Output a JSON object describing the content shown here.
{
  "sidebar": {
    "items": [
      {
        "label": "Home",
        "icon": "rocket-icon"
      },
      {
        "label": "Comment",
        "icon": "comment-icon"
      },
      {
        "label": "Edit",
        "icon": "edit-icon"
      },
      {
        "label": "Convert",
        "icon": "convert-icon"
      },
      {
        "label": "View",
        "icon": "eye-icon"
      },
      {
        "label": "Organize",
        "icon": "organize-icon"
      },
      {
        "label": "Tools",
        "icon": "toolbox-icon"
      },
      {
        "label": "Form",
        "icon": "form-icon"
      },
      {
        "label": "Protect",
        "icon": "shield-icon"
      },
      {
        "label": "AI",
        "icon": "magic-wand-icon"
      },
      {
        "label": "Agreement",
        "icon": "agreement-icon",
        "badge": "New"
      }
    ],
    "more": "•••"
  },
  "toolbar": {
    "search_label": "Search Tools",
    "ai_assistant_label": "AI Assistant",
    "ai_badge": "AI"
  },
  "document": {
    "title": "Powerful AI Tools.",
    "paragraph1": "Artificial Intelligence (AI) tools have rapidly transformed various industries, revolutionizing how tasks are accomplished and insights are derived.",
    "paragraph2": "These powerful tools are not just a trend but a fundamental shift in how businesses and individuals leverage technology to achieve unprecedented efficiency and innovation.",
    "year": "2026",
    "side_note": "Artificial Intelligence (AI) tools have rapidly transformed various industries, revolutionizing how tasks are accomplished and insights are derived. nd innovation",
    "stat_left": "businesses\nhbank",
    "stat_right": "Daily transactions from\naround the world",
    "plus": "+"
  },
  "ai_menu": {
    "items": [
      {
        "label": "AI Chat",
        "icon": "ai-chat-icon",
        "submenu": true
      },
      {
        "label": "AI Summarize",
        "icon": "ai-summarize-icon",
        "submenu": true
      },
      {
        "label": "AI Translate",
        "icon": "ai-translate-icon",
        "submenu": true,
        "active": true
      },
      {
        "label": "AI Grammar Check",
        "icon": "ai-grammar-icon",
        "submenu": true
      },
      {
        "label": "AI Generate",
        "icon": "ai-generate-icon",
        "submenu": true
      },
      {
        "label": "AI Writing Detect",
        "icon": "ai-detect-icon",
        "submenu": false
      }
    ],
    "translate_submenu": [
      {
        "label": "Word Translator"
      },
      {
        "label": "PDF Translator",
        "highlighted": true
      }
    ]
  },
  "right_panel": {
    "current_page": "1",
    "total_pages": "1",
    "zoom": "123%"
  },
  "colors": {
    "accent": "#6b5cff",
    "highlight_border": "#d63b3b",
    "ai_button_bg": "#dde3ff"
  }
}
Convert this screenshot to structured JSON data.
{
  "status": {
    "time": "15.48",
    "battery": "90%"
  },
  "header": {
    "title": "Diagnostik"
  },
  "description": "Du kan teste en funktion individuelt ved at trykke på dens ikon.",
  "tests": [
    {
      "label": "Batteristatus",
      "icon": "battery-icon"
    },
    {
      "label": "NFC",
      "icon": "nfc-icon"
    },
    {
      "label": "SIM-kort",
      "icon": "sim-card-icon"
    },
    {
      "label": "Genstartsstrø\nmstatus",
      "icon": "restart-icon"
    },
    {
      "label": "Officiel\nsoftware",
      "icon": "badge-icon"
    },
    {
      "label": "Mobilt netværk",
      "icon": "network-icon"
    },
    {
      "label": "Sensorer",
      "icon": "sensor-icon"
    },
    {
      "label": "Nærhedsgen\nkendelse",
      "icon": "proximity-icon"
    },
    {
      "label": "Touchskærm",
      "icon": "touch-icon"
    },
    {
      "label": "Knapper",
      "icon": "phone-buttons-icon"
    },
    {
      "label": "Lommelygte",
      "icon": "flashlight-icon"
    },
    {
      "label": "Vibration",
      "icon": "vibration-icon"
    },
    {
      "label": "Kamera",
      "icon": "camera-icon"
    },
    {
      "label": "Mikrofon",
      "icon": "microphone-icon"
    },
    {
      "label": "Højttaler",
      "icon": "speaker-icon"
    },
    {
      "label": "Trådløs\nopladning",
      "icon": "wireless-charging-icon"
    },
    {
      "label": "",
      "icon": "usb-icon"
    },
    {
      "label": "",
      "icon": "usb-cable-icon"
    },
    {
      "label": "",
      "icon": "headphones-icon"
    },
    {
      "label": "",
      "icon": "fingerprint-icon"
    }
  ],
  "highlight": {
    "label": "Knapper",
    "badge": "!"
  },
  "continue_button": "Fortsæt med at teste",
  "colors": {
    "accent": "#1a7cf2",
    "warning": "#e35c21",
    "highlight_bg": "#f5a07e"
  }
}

━━━━

◆ **OBJECTIVE**: Look through the material above and work out how many of its lines contain "Intelligence". State the number only.

◆ **FINISHED TASK**: 2